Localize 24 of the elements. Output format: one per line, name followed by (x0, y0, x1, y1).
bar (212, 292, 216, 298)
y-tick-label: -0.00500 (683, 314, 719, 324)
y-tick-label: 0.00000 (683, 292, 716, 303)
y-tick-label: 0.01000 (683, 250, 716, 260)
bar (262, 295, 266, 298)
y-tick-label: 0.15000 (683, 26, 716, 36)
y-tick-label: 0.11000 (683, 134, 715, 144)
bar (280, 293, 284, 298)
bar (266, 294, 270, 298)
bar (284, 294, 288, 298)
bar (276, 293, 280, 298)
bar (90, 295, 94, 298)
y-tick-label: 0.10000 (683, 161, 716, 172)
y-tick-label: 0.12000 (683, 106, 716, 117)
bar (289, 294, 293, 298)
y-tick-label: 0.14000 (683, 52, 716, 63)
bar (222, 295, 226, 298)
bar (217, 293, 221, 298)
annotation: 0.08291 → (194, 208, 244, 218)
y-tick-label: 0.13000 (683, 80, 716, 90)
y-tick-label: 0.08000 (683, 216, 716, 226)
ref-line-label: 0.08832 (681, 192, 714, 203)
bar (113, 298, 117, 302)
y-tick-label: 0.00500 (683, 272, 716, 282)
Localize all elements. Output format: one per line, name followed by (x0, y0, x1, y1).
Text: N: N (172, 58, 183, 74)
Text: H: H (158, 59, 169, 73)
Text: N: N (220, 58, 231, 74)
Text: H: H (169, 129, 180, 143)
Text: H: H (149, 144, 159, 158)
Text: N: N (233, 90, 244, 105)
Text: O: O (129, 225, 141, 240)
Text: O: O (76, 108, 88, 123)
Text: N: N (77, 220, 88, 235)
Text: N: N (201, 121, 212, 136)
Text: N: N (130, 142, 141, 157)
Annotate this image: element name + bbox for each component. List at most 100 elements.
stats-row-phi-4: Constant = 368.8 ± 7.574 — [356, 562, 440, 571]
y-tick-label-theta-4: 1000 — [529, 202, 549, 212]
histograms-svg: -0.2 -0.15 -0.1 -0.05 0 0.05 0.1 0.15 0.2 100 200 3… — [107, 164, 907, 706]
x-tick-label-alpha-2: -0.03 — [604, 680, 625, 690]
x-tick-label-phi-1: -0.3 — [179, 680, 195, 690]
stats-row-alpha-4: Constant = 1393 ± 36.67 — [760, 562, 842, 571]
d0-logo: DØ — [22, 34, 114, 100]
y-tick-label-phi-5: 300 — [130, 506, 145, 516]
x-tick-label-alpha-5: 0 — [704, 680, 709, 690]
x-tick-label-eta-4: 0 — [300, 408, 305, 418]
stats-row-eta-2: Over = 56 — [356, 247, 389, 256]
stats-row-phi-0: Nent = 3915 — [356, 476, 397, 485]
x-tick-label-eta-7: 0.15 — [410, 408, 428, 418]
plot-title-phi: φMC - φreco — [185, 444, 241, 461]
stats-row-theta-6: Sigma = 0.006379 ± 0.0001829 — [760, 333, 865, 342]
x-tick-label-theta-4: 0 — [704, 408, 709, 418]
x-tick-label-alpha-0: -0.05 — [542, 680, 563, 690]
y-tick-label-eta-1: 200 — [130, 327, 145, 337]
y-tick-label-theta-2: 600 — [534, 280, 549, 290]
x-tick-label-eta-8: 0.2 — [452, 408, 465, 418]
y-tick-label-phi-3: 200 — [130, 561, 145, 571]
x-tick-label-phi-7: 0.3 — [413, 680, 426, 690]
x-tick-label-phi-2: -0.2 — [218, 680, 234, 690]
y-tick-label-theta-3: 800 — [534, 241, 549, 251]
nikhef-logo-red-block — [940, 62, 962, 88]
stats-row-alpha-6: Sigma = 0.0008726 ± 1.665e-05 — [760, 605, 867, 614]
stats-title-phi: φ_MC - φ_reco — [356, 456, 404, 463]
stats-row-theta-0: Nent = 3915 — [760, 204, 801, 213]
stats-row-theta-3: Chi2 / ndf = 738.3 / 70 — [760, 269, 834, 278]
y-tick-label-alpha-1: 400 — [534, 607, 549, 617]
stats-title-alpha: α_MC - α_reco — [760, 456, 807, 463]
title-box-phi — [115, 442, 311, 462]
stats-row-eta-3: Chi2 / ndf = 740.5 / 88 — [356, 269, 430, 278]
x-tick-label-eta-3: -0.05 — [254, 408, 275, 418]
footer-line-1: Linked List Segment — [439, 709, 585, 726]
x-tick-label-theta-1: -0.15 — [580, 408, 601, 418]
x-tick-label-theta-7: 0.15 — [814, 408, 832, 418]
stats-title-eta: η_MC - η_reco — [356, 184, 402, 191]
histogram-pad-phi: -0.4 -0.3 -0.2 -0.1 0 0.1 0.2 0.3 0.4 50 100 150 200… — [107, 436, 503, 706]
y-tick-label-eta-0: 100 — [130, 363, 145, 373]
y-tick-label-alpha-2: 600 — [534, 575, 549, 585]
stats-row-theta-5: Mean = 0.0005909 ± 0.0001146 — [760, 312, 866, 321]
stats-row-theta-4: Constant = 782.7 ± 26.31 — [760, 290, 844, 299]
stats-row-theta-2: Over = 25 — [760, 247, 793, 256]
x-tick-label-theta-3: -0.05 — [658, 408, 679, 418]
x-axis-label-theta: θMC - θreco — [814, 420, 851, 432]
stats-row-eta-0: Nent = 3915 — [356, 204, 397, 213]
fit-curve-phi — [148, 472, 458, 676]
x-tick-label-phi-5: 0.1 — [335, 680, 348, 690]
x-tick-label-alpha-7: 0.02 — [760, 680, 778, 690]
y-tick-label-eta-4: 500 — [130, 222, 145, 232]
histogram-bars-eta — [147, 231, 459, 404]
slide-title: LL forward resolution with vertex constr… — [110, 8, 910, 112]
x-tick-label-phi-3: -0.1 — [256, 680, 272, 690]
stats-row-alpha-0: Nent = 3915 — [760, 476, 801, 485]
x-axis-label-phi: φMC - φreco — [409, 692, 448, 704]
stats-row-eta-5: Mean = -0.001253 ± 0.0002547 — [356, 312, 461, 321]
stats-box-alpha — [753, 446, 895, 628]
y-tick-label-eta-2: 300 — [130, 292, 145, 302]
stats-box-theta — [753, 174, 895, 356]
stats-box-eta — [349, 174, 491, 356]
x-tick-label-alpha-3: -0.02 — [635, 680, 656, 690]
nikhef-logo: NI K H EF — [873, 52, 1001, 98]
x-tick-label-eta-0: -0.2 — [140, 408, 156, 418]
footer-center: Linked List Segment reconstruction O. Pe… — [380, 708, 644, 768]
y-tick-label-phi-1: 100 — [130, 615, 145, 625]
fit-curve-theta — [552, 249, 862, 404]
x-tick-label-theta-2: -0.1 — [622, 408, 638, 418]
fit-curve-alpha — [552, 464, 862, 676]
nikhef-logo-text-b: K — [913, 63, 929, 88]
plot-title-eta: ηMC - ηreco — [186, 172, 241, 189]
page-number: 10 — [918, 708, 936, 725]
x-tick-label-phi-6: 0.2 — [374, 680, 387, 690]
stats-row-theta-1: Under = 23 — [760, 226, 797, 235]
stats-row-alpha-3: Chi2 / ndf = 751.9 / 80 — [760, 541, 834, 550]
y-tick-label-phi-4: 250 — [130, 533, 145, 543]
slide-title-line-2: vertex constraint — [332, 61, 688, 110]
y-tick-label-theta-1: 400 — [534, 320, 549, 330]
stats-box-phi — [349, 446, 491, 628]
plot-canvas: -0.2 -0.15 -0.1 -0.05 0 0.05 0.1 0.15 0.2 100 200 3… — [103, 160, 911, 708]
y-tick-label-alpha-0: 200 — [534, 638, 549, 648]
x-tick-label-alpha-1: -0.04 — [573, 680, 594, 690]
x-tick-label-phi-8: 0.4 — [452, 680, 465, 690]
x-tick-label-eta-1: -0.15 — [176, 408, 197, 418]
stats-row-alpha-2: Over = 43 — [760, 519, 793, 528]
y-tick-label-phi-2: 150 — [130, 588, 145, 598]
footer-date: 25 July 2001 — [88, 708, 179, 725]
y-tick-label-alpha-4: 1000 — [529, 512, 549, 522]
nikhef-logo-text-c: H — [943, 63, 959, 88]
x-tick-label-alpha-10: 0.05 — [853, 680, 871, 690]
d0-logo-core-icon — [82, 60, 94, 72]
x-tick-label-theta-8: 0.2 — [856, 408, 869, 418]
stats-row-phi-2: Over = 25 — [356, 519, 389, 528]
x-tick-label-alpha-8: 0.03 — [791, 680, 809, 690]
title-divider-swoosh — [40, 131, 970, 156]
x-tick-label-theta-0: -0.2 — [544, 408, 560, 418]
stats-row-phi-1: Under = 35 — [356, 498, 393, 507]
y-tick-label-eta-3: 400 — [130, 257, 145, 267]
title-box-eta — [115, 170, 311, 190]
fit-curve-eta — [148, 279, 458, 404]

▬▬▬▬▬▬▬▬▬▬

TASK TO CARRY OUT: Repeat the material above exactly, from its first line through the line containing "y-tick-label: 0.10000 (683, 161, 716, 172)", including both of those lines.

RESULT:
Localize 24 of the elements. Output format: one per line, name followed by (x0, y0, x1, y1).
bar (212, 292, 216, 298)
y-tick-label: -0.00500 (683, 314, 719, 324)
y-tick-label: 0.00000 (683, 292, 716, 303)
y-tick-label: 0.01000 (683, 250, 716, 260)
bar (262, 295, 266, 298)
y-tick-label: 0.15000 (683, 26, 716, 36)
y-tick-label: 0.11000 (683, 134, 715, 144)
bar (280, 293, 284, 298)
bar (266, 294, 270, 298)
bar (284, 294, 288, 298)
bar (276, 293, 280, 298)
bar (90, 295, 94, 298)
y-tick-label: 0.10000 (683, 161, 716, 172)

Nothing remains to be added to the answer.